### Provided entries ###

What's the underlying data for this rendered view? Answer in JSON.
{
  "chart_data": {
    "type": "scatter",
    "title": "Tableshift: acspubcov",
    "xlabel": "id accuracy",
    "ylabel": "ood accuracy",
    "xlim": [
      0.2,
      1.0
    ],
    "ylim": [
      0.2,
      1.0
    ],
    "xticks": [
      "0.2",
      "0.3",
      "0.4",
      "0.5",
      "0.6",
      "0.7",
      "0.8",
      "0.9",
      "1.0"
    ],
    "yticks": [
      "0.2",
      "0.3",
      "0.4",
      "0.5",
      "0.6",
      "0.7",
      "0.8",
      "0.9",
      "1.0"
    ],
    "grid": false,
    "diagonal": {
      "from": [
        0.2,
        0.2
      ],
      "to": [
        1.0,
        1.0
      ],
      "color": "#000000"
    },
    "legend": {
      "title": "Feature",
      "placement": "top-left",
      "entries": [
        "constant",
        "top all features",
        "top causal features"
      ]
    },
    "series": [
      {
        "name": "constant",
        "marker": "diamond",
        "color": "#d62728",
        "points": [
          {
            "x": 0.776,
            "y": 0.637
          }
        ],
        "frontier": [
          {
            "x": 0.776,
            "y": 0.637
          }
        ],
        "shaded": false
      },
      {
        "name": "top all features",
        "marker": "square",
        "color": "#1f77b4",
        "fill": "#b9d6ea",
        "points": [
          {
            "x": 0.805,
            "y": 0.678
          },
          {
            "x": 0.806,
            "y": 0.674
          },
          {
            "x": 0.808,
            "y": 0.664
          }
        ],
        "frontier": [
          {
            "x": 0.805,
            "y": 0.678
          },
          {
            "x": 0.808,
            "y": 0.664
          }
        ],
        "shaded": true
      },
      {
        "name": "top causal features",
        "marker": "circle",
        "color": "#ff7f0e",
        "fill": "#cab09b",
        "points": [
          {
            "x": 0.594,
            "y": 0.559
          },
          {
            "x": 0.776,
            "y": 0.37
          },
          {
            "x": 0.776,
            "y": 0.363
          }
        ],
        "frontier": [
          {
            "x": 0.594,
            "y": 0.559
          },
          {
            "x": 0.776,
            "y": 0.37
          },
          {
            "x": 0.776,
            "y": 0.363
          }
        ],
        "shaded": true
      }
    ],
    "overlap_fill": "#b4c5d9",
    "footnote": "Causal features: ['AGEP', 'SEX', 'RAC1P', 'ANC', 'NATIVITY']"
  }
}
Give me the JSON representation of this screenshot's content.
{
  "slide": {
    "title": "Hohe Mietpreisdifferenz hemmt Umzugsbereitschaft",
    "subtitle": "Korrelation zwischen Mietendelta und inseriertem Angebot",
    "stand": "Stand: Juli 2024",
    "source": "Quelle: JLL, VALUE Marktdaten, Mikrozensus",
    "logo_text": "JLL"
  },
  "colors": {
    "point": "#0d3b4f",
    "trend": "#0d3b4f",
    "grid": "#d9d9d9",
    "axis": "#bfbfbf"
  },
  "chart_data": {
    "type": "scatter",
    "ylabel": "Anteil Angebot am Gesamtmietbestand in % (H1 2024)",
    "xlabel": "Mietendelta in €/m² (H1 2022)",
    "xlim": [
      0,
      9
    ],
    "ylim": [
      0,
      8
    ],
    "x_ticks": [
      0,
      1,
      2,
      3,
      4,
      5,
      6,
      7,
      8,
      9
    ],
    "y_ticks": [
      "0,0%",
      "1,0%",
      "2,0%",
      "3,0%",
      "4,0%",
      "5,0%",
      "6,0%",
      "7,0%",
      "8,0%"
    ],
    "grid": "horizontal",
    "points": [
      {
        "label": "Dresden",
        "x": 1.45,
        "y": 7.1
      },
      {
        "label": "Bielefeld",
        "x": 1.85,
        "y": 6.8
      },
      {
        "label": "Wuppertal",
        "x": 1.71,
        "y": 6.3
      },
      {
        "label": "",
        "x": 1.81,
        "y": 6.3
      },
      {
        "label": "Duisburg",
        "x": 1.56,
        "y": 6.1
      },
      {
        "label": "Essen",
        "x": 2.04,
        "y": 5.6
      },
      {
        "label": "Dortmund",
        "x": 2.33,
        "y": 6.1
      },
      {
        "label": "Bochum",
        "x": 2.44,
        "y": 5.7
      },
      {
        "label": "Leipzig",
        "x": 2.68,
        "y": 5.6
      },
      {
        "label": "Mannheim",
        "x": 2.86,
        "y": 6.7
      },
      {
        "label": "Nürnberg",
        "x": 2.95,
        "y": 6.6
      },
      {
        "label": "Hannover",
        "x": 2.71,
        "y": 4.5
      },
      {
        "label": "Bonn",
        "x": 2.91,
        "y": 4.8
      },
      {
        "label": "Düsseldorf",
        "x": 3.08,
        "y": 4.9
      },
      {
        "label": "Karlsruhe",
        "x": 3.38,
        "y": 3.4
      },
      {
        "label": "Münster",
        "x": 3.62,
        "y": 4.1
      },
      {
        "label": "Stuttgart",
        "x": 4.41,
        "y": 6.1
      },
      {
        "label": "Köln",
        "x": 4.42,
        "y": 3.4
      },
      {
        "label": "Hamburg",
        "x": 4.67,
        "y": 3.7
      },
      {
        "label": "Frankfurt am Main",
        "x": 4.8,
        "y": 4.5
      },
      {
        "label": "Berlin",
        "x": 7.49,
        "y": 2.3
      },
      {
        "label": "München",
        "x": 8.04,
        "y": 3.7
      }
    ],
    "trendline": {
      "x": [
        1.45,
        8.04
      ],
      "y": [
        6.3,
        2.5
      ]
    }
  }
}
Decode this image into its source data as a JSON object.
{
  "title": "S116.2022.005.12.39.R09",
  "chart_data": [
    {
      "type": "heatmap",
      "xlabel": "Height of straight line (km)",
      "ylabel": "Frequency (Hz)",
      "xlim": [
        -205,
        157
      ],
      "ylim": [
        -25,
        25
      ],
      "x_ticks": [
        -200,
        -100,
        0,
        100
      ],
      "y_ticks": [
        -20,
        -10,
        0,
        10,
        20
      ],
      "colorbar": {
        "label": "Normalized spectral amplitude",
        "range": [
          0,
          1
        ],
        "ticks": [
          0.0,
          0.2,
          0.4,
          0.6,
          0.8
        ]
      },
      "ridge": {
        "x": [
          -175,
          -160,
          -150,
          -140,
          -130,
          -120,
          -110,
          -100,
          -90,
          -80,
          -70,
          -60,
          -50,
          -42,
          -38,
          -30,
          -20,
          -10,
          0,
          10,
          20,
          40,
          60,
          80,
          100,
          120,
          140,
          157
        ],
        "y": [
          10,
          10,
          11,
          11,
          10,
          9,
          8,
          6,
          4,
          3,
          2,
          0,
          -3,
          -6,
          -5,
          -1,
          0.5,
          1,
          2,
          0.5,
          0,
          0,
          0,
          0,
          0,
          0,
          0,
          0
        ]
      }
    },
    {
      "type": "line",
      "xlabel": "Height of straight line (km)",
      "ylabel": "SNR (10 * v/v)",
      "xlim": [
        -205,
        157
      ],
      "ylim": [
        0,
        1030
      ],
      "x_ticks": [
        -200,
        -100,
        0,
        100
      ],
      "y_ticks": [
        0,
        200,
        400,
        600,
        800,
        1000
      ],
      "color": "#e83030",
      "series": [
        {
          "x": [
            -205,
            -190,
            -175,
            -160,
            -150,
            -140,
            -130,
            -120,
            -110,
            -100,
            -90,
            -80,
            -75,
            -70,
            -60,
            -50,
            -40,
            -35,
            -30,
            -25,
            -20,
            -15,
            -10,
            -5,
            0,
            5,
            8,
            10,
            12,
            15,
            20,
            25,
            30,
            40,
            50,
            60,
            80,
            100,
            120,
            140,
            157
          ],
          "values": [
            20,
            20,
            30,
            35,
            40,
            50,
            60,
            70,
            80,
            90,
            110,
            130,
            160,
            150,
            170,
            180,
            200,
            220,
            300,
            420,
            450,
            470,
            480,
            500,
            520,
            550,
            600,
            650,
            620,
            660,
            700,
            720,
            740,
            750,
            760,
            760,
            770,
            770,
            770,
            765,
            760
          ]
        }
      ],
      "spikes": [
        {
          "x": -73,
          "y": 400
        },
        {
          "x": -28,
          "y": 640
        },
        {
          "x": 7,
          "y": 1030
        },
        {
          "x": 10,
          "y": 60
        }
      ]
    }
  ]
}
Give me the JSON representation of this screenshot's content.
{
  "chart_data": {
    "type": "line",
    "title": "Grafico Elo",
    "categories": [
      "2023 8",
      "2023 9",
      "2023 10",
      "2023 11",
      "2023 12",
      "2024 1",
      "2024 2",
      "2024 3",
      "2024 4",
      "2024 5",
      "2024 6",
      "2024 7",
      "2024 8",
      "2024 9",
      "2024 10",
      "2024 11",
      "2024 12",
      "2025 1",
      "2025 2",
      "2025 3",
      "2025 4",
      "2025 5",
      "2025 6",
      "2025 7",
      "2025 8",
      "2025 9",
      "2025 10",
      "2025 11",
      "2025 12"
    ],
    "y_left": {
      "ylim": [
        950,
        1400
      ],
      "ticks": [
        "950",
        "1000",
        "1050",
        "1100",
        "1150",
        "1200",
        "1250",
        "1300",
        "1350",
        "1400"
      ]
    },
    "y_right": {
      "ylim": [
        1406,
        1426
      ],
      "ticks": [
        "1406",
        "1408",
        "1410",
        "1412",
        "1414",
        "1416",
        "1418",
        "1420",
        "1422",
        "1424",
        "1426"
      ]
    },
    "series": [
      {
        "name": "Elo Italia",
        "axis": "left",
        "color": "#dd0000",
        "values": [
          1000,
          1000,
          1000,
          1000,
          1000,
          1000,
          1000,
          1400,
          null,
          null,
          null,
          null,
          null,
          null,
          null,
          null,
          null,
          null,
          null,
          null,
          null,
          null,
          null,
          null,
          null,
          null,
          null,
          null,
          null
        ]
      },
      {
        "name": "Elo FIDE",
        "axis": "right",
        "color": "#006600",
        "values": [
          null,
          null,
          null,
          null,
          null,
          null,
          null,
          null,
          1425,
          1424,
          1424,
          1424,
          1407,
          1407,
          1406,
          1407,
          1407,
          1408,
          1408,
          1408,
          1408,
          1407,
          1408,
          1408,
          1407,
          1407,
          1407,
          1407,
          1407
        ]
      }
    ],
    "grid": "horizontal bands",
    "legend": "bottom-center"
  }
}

###

§ Short exercise
Leave out every line without the string "this" and copy the rest.

§ Output
What's the underlying data for this rendered view? Answer in JSON.
Give me the JSON representation of this screenshot's content.
Decode this image into its source data as a JSON object.
Give me the JSON representation of this screenshot's content.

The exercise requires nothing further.